• **WORK TO DO**
Write the count of lines that contain the word "title" and nothing else.

______________________________

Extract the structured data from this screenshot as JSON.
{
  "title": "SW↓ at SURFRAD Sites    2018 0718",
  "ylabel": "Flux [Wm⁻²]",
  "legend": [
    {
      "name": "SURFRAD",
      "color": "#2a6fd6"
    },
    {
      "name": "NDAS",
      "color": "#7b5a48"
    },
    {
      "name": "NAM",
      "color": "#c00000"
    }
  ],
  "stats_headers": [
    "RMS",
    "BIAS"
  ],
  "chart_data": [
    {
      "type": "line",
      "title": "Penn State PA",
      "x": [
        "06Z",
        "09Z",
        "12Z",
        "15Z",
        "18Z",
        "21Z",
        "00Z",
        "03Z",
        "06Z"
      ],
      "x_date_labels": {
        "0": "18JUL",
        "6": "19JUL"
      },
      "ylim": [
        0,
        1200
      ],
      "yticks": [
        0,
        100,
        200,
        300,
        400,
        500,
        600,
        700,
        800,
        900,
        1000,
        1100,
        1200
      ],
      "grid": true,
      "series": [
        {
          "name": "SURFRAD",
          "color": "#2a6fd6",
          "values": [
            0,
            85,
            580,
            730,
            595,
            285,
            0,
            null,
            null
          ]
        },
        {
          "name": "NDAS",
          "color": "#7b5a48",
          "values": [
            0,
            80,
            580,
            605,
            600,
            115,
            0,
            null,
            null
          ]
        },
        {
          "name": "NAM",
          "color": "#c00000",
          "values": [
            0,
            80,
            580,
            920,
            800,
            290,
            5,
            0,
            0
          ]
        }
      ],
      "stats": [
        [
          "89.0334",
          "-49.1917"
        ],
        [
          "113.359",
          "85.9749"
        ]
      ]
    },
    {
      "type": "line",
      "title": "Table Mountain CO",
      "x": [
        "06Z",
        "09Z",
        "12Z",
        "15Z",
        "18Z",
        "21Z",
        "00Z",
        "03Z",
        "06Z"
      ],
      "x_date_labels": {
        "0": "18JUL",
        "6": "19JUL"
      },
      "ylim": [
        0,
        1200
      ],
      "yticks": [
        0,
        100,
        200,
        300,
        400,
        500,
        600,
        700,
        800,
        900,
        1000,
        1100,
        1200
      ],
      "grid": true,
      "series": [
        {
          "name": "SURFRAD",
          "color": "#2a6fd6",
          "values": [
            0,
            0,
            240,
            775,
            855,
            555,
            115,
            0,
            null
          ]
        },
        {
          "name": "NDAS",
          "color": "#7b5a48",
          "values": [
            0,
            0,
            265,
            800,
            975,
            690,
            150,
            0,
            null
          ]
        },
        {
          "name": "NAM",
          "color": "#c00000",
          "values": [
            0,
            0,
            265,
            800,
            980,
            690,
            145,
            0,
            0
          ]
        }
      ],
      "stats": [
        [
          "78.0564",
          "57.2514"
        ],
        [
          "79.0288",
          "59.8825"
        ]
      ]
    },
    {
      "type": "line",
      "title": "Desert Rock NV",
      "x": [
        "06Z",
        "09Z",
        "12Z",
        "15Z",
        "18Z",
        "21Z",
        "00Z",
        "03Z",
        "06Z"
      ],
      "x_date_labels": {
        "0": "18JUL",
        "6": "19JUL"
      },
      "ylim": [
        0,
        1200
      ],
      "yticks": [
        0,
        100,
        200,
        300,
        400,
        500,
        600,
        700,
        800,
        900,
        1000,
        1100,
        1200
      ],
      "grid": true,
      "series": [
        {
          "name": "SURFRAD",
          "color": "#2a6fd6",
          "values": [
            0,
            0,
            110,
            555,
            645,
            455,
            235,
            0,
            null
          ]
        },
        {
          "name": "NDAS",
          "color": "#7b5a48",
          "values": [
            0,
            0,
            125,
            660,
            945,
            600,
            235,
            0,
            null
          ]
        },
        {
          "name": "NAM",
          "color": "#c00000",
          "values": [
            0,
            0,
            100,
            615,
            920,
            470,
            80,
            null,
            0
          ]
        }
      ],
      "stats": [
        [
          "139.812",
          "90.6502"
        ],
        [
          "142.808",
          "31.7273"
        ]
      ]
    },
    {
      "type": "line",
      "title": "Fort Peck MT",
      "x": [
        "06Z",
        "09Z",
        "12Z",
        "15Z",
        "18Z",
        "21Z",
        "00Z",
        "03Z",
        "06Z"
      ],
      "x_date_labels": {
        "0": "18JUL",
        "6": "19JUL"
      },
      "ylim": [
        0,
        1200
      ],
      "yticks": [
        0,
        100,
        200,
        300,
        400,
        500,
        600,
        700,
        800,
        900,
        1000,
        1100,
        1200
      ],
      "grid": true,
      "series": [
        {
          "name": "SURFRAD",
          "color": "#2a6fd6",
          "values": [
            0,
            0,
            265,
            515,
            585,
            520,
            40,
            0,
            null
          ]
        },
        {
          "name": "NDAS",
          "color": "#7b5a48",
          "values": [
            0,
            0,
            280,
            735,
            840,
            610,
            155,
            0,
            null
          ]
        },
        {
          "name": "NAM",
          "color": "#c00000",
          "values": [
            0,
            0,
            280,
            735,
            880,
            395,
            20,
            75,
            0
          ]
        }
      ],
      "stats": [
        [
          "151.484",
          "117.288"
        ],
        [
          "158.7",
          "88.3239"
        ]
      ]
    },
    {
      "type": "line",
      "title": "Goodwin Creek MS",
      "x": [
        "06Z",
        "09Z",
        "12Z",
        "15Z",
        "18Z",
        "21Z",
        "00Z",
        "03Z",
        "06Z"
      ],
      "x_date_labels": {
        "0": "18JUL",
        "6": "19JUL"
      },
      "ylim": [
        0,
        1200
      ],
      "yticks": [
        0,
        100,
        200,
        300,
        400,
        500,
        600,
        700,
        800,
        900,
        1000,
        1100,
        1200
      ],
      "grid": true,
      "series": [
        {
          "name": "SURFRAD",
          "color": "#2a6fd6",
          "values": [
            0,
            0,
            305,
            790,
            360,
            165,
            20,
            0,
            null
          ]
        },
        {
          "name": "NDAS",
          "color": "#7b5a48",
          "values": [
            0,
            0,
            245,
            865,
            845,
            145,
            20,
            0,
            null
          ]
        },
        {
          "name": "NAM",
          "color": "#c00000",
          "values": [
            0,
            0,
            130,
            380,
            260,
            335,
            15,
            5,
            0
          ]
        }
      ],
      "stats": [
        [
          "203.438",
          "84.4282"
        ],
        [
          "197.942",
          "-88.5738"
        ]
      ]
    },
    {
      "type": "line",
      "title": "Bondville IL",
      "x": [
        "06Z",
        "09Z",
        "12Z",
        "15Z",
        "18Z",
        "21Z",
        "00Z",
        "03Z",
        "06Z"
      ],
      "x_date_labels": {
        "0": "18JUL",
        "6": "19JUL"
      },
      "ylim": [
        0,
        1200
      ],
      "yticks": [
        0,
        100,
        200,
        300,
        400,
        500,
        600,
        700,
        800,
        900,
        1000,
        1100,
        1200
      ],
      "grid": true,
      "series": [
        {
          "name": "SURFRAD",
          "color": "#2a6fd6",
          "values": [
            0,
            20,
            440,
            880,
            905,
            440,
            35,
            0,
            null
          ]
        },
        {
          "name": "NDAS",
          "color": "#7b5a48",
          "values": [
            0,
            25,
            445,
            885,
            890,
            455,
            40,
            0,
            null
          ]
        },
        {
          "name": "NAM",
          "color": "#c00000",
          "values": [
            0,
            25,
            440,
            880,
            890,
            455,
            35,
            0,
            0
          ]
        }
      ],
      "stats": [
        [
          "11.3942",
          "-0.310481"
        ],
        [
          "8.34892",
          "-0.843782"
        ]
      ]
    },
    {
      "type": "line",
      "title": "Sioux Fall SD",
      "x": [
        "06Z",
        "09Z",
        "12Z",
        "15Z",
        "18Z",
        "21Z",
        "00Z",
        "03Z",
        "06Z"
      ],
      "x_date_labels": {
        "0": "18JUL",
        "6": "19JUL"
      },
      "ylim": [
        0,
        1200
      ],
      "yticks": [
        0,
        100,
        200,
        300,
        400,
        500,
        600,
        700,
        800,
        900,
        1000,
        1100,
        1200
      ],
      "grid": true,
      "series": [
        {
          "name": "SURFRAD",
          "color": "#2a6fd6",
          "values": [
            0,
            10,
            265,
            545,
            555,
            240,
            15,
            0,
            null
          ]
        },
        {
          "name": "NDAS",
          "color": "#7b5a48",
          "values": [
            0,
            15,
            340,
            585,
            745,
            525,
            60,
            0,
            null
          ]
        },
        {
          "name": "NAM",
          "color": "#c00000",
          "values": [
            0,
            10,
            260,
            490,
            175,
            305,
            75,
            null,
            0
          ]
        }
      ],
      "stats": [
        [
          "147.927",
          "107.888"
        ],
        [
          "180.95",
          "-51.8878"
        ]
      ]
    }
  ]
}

______________________________

• **IN RESPONSE**
8